● Exercise objective
Look for the string "facto" in the lines and copy each line that has it.

● ● ● ● ●

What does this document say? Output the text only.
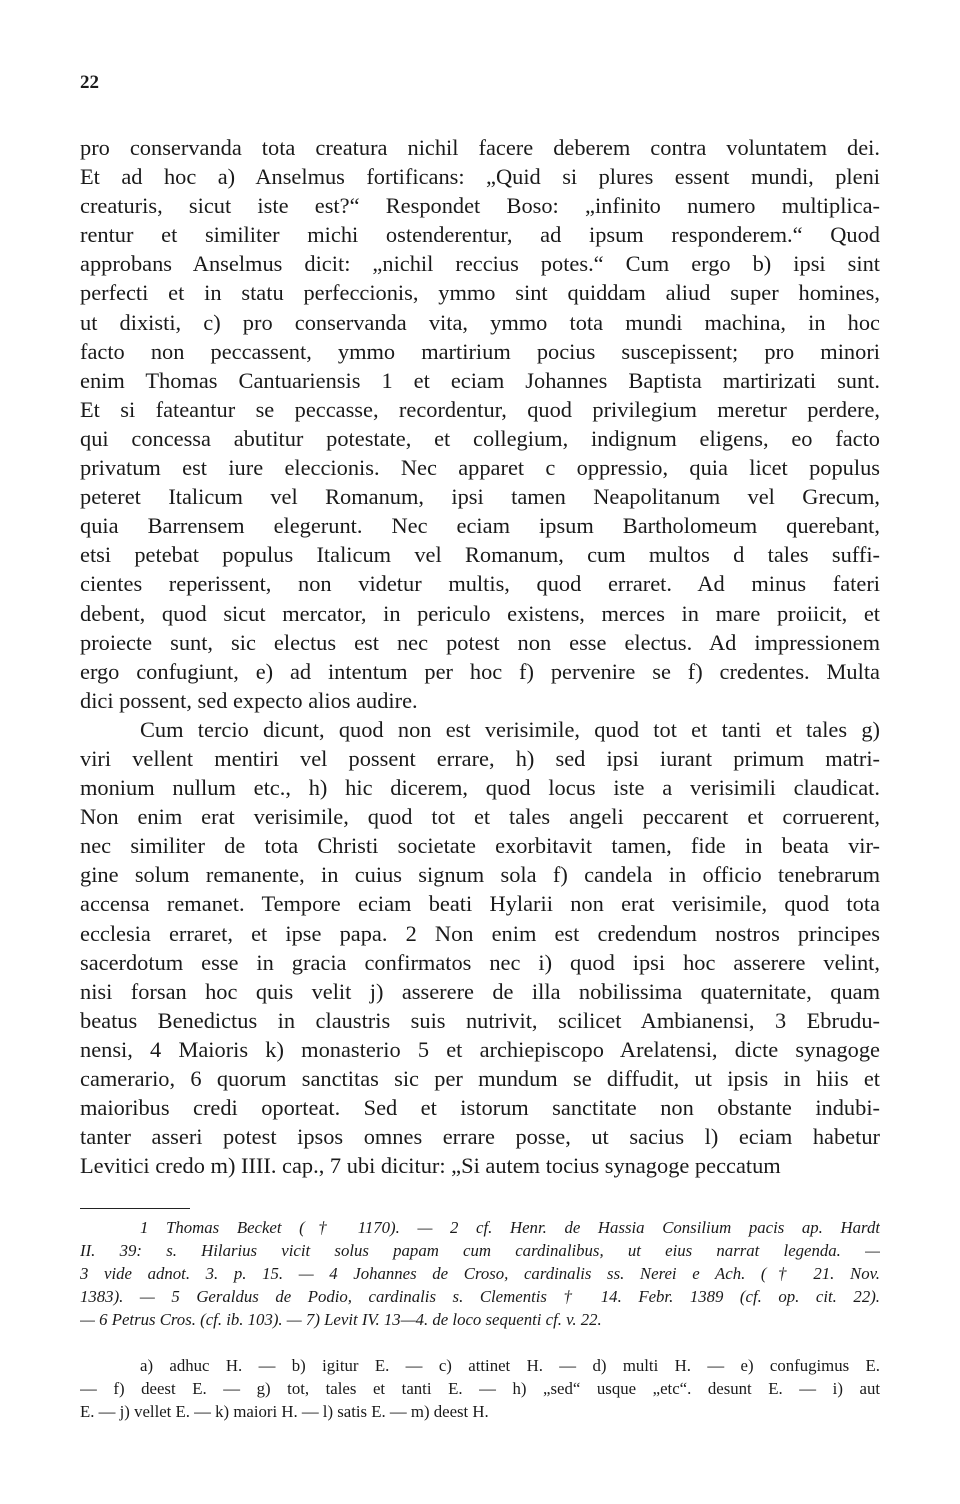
22
pro conservanda tota creatura nichil facere deberem contra voluntatem dei.
Et ad hoc a) Anselmus fortificans: „Quid si plures essent mundi, pleni
creaturis, sicut iste est?“ Respondet Boso: „infinito numero multiplica-
rentur et similiter michi ostenderentur, ad ipsum responderem.“ Quod
approbans Anselmus dicit: „nichil reccius potes.“ Cum ergo b) ipsi sint
perfecti et in statu perfeccionis, ymmo sint quiddam aliud super homines,
ut dixisti, c) pro conservanda vita, ymmo tota mundi machina, in hoc
facto non peccassent, ymmo martirium pocius suscepissent; pro minori
enim Thomas Cantuariensis 1 et eciam Johannes Baptista martirizati sunt.
Et si fateantur se peccasse, recordentur, quod privilegium meretur perdere,
qui concessa abutitur potestate, et collegium, indignum eligens, eo facto
privatum est iure eleccionis. Nec apparet c oppressio, quia licet populus
peteret Italicum vel Romanum, ipsi tamen Neapolitanum vel Grecum,
quia Barrensem elegerunt. Nec eciam ipsum Bartholomeum querebant,
etsi petebat populus Italicum vel Romanum, cum multos d tales suffi-
cientes reperissent, non videtur multis, quod erraret. Ad minus fateri
debent, quod sicut mercator, in periculo existens, merces in mare proiicit, et
proiecte sunt, sic electus est nec potest non esse electus. Ad impressionem
ergo confugiunt, e) ad intentum per hoc f) pervenire se f) credentes. Multa
dici possent, sed expecto alios audire.
Cum tercio dicunt, quod non est verisimile, quod tot et tanti et tales g)
viri vellent mentiri vel possent errare, h) sed ipsi iurant primum matri-
monium nullum etc., h) hic dicerem, quod locus iste a verisimili claudicat.
Non enim erat verisimile, quod tot et tales angeli peccarent et corruerent,
nec similiter de tota Christi societate exorbitavit tamen, fide in beata vir-
gine solum remanente, in cuius signum sola f) candela in officio tenebrarum
accensa remanet. Tempore eciam beati Hylarii non erat verisimile, quod tota
ecclesia erraret, et ipse papa. 2 Non enim est credendum nostros principes
sacerdotum esse in gracia confirmatos nec i) quod ipsi hoc asserere velint,
nisi forsan hoc quis velit j) asserere de illa nobilissima quaternitate, quam
beatus Benedictus in claustris suis nutrivit, scilicet Ambianensi, 3 Ebrudu-
nensi, 4 Maioris k) monasterio 5 et archiepiscopo Arelatensi, dicte synagoge
camerario, 6 quorum sanctitas sic per mundum se diffudit, ut ipsis in hiis et
maioribus credi oporteat. Sed et istorum sanctitate non obstante indubi-
tanter asseri potest ipsos omnes errare posse, ut sacius l) eciam habetur
Levitici credo m) IIII. cap., 7 ubi dicitur: „Si autem tocius synagoge peccatum
1 Thomas Becket († 1170). — 2 cf. Henr. de Hassia Consilium pacis ap. Hardt
II. 39: s. Hilarius vicit solus papam cum cardinalibus, ut eius narrat legenda. —
3 vide adnot. 3. p. 15. — 4 Johannes de Croso, cardinalis ss. Nerei e Ach. († 21. Nov.
1383). — 5 Geraldus de Podio, cardinalis s. Clementis † 14. Febr. 1389 (cf. op. cit. 22).
— 6 Petrus Cros. (cf. ib. 103). — 7) Levit IV. 13—4. de loco sequenti cf. v. 22.
a) adhuc H. — b) igitur E. — c) attinet H. — d) multi H. — e) confugimus E.
— f) deest E. — g) tot, tales et tanti E. — h) „sed“ usque „etc“. desunt E. — i) aut
E. — j) vellet E. — k) maiori H. — l) satis E. — m) deest H.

● ● ● ● ●

● Response below
facto non peccassent, ymmo martirium pocius suscepissent; pro minori
qui concessa abutitur potestate, et collegium, indignum eligens, eo facto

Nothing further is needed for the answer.